1/ Wagner fighters released from the war in Ukraine are reportedly to be secretly be put under surveillance. Meanwhile, Wagner head Yevgeny Prigozhin's influence seems to have waned, prompting publicity stunts to boost his profile, like the feud with Igor 'Strelkov' Girkin. ⬇️
2/ According to the Russian VChK-OGPU Telegram channel, a source says that the Russian First Deputy Minister of Internal Affairs has issued a secret order to police regarding the Wagner convict fighters who have completed their contracts and returned to civilian life.
3/ Although the convicts have been pardoned, VChK-OGPU reports: "Personnel 'on the ground' in all regions are being actively made aware of instructions to secretly control them and prohibit any action that may provoke conflict." They are to be "kind" to the returnees.
4/ "In short, honour and respect. Officers are forbidden to take ex-convicts to police stations, to take their fingerprints and photograph them.

### ITEMS
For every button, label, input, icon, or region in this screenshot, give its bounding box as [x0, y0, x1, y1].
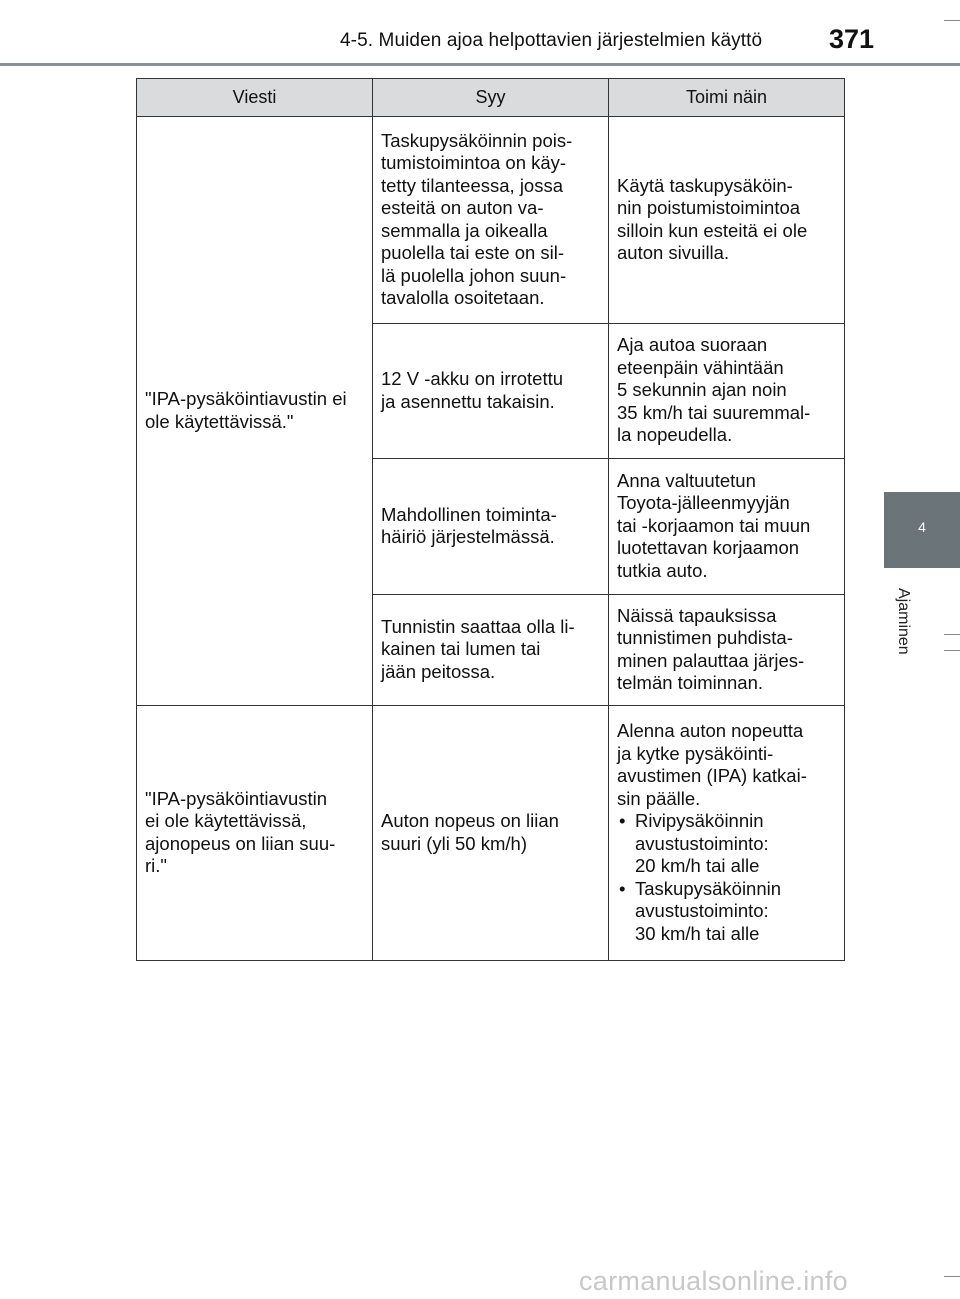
text-line: telmän toiminnan. [617, 672, 764, 693]
text-line: semmalla ja oikealla [381, 219, 548, 241]
edge-mark [944, 634, 960, 635]
text-line: 5 sekunnin ajan noin [617, 379, 787, 401]
text-line: Näissä tapauksissa [617, 604, 777, 626]
message-cell [137, 706, 373, 961]
table-row [137, 117, 845, 324]
text-line: auton sivuilla. [617, 242, 730, 263]
text-line: la nopeudella. [617, 424, 733, 446]
text-line: häiriö järjestelmässä. [381, 526, 555, 547]
text-line: avustimen (IPA) katkai- [617, 765, 807, 786]
text-line: luotettavan korjaamon [617, 537, 800, 559]
text-line: ei ole käytettävissä, [145, 810, 307, 831]
text-line: minen palauttaa järjes- [617, 649, 805, 671]
watermark: carmanualsonline.info [579, 1266, 848, 1296]
action-cell [609, 706, 845, 961]
edge-mark [944, 650, 960, 651]
text-line: 35 km/h tai suuremmal- [617, 401, 811, 423]
text-line: esteitä on auton va- [381, 197, 544, 218]
text-line: tunnistimen puhdista- [617, 627, 793, 648]
text-line: ja asennettu takaisin. [381, 390, 555, 412]
column-header-message: Viesti [137, 79, 373, 117]
text-line: suuri (yli 50 km/h) [381, 832, 527, 854]
message-text: "IPA-pysäköintiavustin ei ole käytettävissä." [145, 388, 347, 432]
text-line: jään peitossa. [381, 660, 496, 682]
text-line: sin päälle. [617, 787, 701, 809]
text-line: • Rivipysäköinnin [635, 810, 764, 831]
text-line: 30 km/h tai alle [635, 922, 760, 944]
table-header-row [137, 79, 845, 117]
text-line: Alenna auton nopeutta [617, 720, 804, 741]
text-line: Toyota-jälleenmyyjän [617, 492, 790, 514]
text-line: Käytä taskupysäköin- [617, 174, 793, 196]
speed-limit-list [617, 810, 836, 945]
text-line: eteenpäin vähintään [617, 356, 784, 378]
text-line: tumistoimintoa on käy- [381, 152, 567, 173]
text-line: kainen tai lumen tai [381, 638, 541, 660]
text-line: ri." [145, 855, 167, 876]
action-cell [609, 595, 845, 706]
message-cell [137, 117, 373, 706]
text-line: Anna valtuutetun [617, 469, 756, 491]
text-line: tavalolla osoitetaan. [381, 287, 545, 308]
column-header-cause: Syy [373, 79, 609, 117]
list-item [617, 878, 836, 946]
column-header-action: Toimi näin [609, 79, 845, 117]
action-cell [609, 459, 845, 595]
cause-cell [373, 459, 609, 595]
text-line: nin poistumistoimintoa [617, 197, 801, 218]
text-line: Auton nopeus on liian [381, 810, 559, 831]
text-line: 20 km/h tai alle [635, 855, 760, 876]
cause-cell [373, 595, 609, 706]
edge-mark [944, 1276, 960, 1277]
text-line: "IPA-pysäköintiavustin [145, 787, 328, 809]
table-row [137, 706, 845, 961]
text-line: • Taskupysäköinnin [635, 877, 782, 899]
text-line: tutkia auto. [617, 559, 708, 581]
text-line: avustustoiminto: [635, 832, 769, 854]
action-cell [609, 117, 845, 324]
page-number: 371 [829, 24, 875, 54]
text-line: 12 V -akku on irrotettu [381, 368, 564, 389]
chapter-title: 4-5. Muiden ajoa helpottavien järjestelmien käyttö [340, 30, 763, 51]
text-line: ajonopeus on liian suu- [145, 832, 336, 854]
text-line: Aja autoa suoraan [617, 334, 768, 356]
text-line: Taskupysäköinnin pois- [381, 129, 573, 151]
cause-cell [373, 706, 609, 961]
message-table [136, 78, 845, 961]
section-label: Ajaminen [895, 588, 912, 655]
text-line: Mahdollinen toiminta- [381, 503, 557, 525]
section-tab [884, 492, 960, 568]
text-line: Tunnistin saattaa olla li- [381, 615, 575, 637]
list-item [617, 810, 836, 878]
cause-cell [373, 117, 609, 324]
edge-mark [944, 20, 960, 21]
header-divider [0, 63, 960, 66]
text-line: tetty tilanteessa, jossa [381, 174, 564, 196]
text-line: ja kytke pysäköinti- [617, 742, 774, 764]
text-line: avustustoiminto: [635, 900, 769, 921]
cause-cell [373, 324, 609, 459]
text-line: silloin kun esteitä ei ole [617, 219, 808, 241]
text-line: tai -korjaamon tai muun [617, 514, 811, 536]
section-number: 4 [918, 519, 926, 535]
text-line: lä puolella johon suun- [381, 264, 567, 286]
action-cell [609, 324, 845, 459]
text-line: puolella tai este on sil- [381, 242, 565, 263]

### DIRECTIONS
**1)** In the Wagner thread, who reportedly issued the secret order to police about the returning convict fighters?
**2)** Shorten the paragraph of the Wagner thread that starts "Although the convicts have been pardoned" to a single sentence that keeps its main facts.

### SOLUTIONS TO THE TASKS
**1)** The Russian First Deputy Minister of Internal Affairs.

**2)** VChK-OGPU reports that, although the convicts have been pardoned, police in all regions are being told to secretly control them, prohibit any action that may provoke conflict, and be "kind" to them.